* Set task *
Repeat the data that follows, word for word, without the images.

-- start of Records to process --

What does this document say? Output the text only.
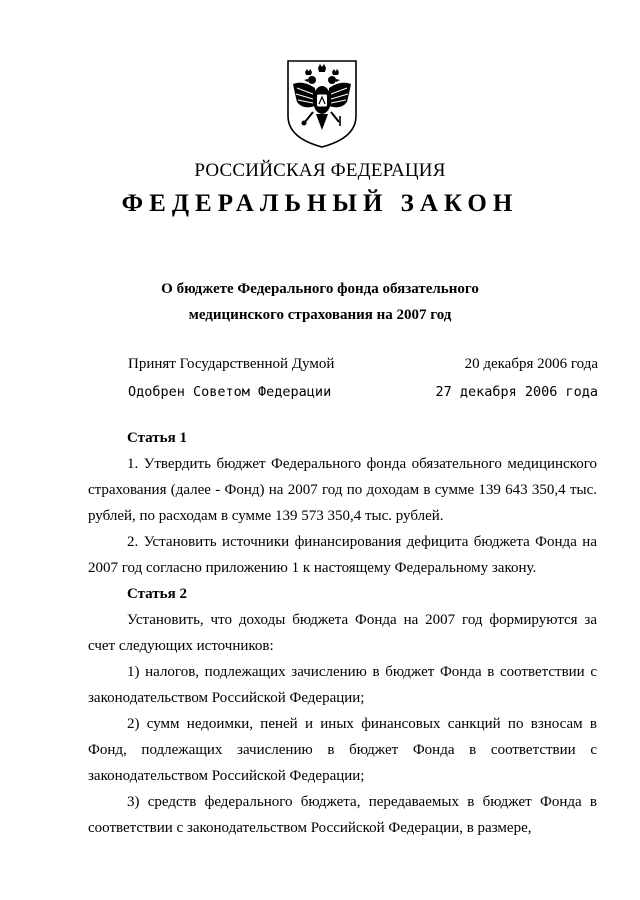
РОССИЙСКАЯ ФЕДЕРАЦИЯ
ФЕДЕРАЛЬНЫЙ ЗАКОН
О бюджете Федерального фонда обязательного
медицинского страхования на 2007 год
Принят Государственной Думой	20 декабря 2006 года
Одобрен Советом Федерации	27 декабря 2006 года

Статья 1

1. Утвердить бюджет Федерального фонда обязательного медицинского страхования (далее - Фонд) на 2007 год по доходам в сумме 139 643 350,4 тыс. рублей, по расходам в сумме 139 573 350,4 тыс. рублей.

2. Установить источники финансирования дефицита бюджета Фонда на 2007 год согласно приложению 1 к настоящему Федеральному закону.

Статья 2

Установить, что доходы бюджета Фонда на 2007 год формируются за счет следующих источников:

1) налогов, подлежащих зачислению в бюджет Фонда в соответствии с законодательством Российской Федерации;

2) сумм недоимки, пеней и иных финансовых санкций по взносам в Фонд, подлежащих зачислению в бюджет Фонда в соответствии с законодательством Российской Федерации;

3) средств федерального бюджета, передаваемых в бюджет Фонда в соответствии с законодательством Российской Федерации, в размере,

-- end of Records to process --

* Written response *
What does this document say? Output the text only.
РОССИЙСКАЯ ФЕДЕРАЦИЯ
ФЕДЕРАЛЬНЫЙ ЗАКОН
О бюджете Федерального фонда обязательного
медицинского страхования на 2007 год
Принят Государственной Думой	20 декабря 2006 года
Одобрен Советом Федерации	27 декабря 2006 года

Статья 1

1. Утвердить бюджет Федерального фонда обязательного медицинского страхования (далее - Фонд) на 2007 год по доходам в сумме 139 643 350,4 тыс. рублей, по расходам в сумме 139 573 350,4 тыс. рублей.

2. Установить источники финансирования дефицита бюджета Фонда на 2007 год согласно приложению 1 к настоящему Федеральному закону.

Статья 2

Установить, что доходы бюджета Фонда на 2007 год формируются за счет следующих источников:

1) налогов, подлежащих зачислению в бюджет Фонда в соответствии с законодательством Российской Федерации;

2) сумм недоимки, пеней и иных финансовых санкций по взносам в Фонд, подлежащих зачислению в бюджет Фонда в соответствии с законодательством Российской Федерации;

3) средств федерального бюджета, передаваемых в бюджет Фонда в соответствии с законодательством Российской Федерации, в размере,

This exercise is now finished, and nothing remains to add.